→ **Given task**: Take the material below and retype it in full; pictures are left out.

→ **Records to process**:
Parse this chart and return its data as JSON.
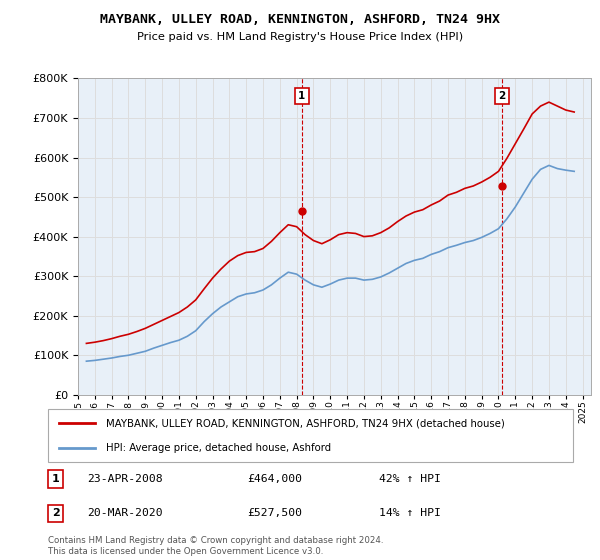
{
  "title": "MAYBANK, ULLEY ROAD, KENNINGTON, ASHFORD, TN24 9HX",
  "subtitle": "Price paid vs. HM Land Registry's House Price Index (HPI)",
  "ylim": [
    0,
    800000
  ],
  "xlim_start": 1995.0,
  "xlim_end": 2025.5,
  "marker1_x": 2008.31,
  "marker1_y": 464000,
  "marker1_label": "1",
  "marker1_date": "23-APR-2008",
  "marker1_price": "£464,000",
  "marker1_hpi": "42% ↑ HPI",
  "marker2_x": 2020.21,
  "marker2_y": 527500,
  "marker2_label": "2",
  "marker2_date": "20-MAR-2020",
  "marker2_price": "£527,500",
  "marker2_hpi": "14% ↑ HPI",
  "red_line_color": "#cc0000",
  "blue_line_color": "#6699cc",
  "marker_box_color": "#cc0000",
  "background_color": "#ffffff",
  "grid_color": "#dddddd",
  "legend_label_red": "MAYBANK, ULLEY ROAD, KENNINGTON, ASHFORD, TN24 9HX (detached house)",
  "legend_label_blue": "HPI: Average price, detached house, Ashford",
  "footer_text": "Contains HM Land Registry data © Crown copyright and database right 2024.\nThis data is licensed under the Open Government Licence v3.0.",
  "years": [
    1995.5,
    1996.0,
    1996.5,
    1997.0,
    1997.5,
    1998.0,
    1998.5,
    1999.0,
    1999.5,
    2000.0,
    2000.5,
    2001.0,
    2001.5,
    2002.0,
    2002.5,
    2003.0,
    2003.5,
    2004.0,
    2004.5,
    2005.0,
    2005.5,
    2006.0,
    2006.5,
    2007.0,
    2007.5,
    2008.0,
    2008.5,
    2009.0,
    2009.5,
    2010.0,
    2010.5,
    2011.0,
    2011.5,
    2012.0,
    2012.5,
    2013.0,
    2013.5,
    2014.0,
    2014.5,
    2015.0,
    2015.5,
    2016.0,
    2016.5,
    2017.0,
    2017.5,
    2018.0,
    2018.5,
    2019.0,
    2019.5,
    2020.0,
    2020.5,
    2021.0,
    2021.5,
    2022.0,
    2022.5,
    2023.0,
    2023.5,
    2024.0,
    2024.5
  ],
  "hpi_values": [
    85000,
    87000,
    90000,
    93000,
    97000,
    100000,
    105000,
    110000,
    118000,
    125000,
    132000,
    138000,
    148000,
    162000,
    185000,
    205000,
    222000,
    235000,
    248000,
    255000,
    258000,
    265000,
    278000,
    295000,
    310000,
    305000,
    290000,
    278000,
    272000,
    280000,
    290000,
    295000,
    295000,
    290000,
    292000,
    298000,
    308000,
    320000,
    332000,
    340000,
    345000,
    355000,
    362000,
    372000,
    378000,
    385000,
    390000,
    398000,
    408000,
    420000,
    445000,
    475000,
    510000,
    545000,
    570000,
    580000,
    572000,
    568000,
    565000
  ],
  "red_values": [
    130000,
    133000,
    137000,
    142000,
    148000,
    153000,
    160000,
    168000,
    178000,
    188000,
    198000,
    208000,
    222000,
    240000,
    268000,
    295000,
    318000,
    338000,
    352000,
    360000,
    362000,
    370000,
    388000,
    410000,
    430000,
    425000,
    405000,
    390000,
    382000,
    392000,
    405000,
    410000,
    408000,
    400000,
    402000,
    410000,
    422000,
    438000,
    452000,
    462000,
    468000,
    480000,
    490000,
    505000,
    512000,
    522000,
    528000,
    538000,
    550000,
    565000,
    598000,
    635000,
    672000,
    710000,
    730000,
    740000,
    730000,
    720000,
    715000
  ]
}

→ **Response for this exercise**:
Parse this chart and return its data as JSON.
{
  "title": "MAYBANK, ULLEY ROAD, KENNINGTON, ASHFORD, TN24 9HX",
  "subtitle": "Price paid vs. HM Land Registry's House Price Index (HPI)",
  "ylim": [
    0,
    800000
  ],
  "xlim_start": 1995.0,
  "xlim_end": 2025.5,
  "marker1_x": 2008.31,
  "marker1_y": 464000,
  "marker1_label": "1",
  "marker1_date": "23-APR-2008",
  "marker1_price": "£464,000",
  "marker1_hpi": "42% ↑ HPI",
  "marker2_x": 2020.21,
  "marker2_y": 527500,
  "marker2_label": "2",
  "marker2_date": "20-MAR-2020",
  "marker2_price": "£527,500",
  "marker2_hpi": "14% ↑ HPI",
  "red_line_color": "#cc0000",
  "blue_line_color": "#6699cc",
  "marker_box_color": "#cc0000",
  "background_color": "#ffffff",
  "grid_color": "#dddddd",
  "legend_label_red": "MAYBANK, ULLEY ROAD, KENNINGTON, ASHFORD, TN24 9HX (detached house)",
  "legend_label_blue": "HPI: Average price, detached house, Ashford",
  "footer_text": "Contains HM Land Registry data © Crown copyright and database right 2024.\nThis data is licensed under the Open Government Licence v3.0.",
  "years": [
    1995.5,
    1996.0,
    1996.5,
    1997.0,
    1997.5,
    1998.0,
    1998.5,
    1999.0,
    1999.5,
    2000.0,
    2000.5,
    2001.0,
    2001.5,
    2002.0,
    2002.5,
    2003.0,
    2003.5,
    2004.0,
    2004.5,
    2005.0,
    2005.5,
    2006.0,
    2006.5,
    2007.0,
    2007.5,
    2008.0,
    2008.5,
    2009.0,
    2009.5,
    2010.0,
    2010.5,
    2011.0,
    2011.5,
    2012.0,
    2012.5,
    2013.0,
    2013.5,
    2014.0,
    2014.5,
    2015.0,
    2015.5,
    2016.0,
    2016.5,
    2017.0,
    2017.5,
    2018.0,
    2018.5,
    2019.0,
    2019.5,
    2020.0,
    2020.5,
    2021.0,
    2021.5,
    2022.0,
    2022.5,
    2023.0,
    2023.5,
    2024.0,
    2024.5
  ],
  "hpi_values": [
    85000,
    87000,
    90000,
    93000,
    97000,
    100000,
    105000,
    110000,
    118000,
    125000,
    132000,
    138000,
    148000,
    162000,
    185000,
    205000,
    222000,
    235000,
    248000,
    255000,
    258000,
    265000,
    278000,
    295000,
    310000,
    305000,
    290000,
    278000,
    272000,
    280000,
    290000,
    295000,
    295000,
    290000,
    292000,
    298000,
    308000,
    320000,
    332000,
    340000,
    345000,
    355000,
    362000,
    372000,
    378000,
    385000,
    390000,
    398000,
    408000,
    420000,
    445000,
    475000,
    510000,
    545000,
    570000,
    580000,
    572000,
    568000,
    565000
  ],
  "red_values": [
    130000,
    133000,
    137000,
    142000,
    148000,
    153000,
    160000,
    168000,
    178000,
    188000,
    198000,
    208000,
    222000,
    240000,
    268000,
    295000,
    318000,
    338000,
    352000,
    360000,
    362000,
    370000,
    388000,
    410000,
    430000,
    425000,
    405000,
    390000,
    382000,
    392000,
    405000,
    410000,
    408000,
    400000,
    402000,
    410000,
    422000,
    438000,
    452000,
    462000,
    468000,
    480000,
    490000,
    505000,
    512000,
    522000,
    528000,
    538000,
    550000,
    565000,
    598000,
    635000,
    672000,
    710000,
    730000,
    740000,
    730000,
    720000,
    715000
  ]
}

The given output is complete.